-- WORK INSTRUCTIONS --
Count how many lines of the data below contain the string "sous"; the reply should be that number alone.

[Data listing]
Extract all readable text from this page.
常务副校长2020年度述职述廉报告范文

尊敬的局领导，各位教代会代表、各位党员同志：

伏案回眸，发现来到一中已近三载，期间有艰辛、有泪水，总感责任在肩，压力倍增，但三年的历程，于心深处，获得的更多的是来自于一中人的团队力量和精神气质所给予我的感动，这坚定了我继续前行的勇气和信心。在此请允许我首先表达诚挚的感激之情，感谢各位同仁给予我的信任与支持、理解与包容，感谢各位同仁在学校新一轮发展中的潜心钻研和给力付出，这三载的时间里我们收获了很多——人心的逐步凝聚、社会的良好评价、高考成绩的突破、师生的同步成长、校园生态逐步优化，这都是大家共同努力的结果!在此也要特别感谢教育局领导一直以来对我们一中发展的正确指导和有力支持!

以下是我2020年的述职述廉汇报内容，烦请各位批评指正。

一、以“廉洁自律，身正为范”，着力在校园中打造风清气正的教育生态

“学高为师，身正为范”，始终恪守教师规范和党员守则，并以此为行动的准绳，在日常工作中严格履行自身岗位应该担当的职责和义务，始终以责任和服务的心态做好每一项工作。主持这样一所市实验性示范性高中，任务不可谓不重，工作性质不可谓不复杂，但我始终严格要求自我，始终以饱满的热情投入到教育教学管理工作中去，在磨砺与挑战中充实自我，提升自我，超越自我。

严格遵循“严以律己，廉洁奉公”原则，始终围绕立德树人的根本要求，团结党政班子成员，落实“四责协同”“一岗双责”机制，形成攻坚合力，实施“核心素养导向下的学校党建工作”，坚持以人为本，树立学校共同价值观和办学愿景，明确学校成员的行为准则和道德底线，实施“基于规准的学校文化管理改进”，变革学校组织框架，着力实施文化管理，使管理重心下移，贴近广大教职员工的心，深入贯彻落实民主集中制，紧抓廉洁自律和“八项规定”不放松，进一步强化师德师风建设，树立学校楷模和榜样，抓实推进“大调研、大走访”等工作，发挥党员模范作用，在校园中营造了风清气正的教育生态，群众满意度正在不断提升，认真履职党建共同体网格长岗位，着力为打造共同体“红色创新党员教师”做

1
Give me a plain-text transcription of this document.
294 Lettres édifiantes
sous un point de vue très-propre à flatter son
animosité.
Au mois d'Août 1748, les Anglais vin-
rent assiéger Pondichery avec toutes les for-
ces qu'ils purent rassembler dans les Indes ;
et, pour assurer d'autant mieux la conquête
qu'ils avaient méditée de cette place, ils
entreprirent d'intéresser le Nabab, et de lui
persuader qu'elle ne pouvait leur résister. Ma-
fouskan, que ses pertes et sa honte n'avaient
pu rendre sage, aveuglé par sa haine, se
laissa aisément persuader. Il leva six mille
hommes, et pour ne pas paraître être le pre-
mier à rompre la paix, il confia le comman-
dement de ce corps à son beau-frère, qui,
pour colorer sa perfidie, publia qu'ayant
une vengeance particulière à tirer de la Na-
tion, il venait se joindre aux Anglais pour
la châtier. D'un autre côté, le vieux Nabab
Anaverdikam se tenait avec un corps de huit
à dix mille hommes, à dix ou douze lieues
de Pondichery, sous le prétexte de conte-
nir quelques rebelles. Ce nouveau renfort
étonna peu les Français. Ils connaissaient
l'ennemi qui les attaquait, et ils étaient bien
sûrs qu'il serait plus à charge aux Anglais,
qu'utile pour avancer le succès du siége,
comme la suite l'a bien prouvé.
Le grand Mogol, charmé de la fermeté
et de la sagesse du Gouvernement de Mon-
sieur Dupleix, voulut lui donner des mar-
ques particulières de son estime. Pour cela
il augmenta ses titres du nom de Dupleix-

-- OUTPUT FOR THIS EXERCISE --
2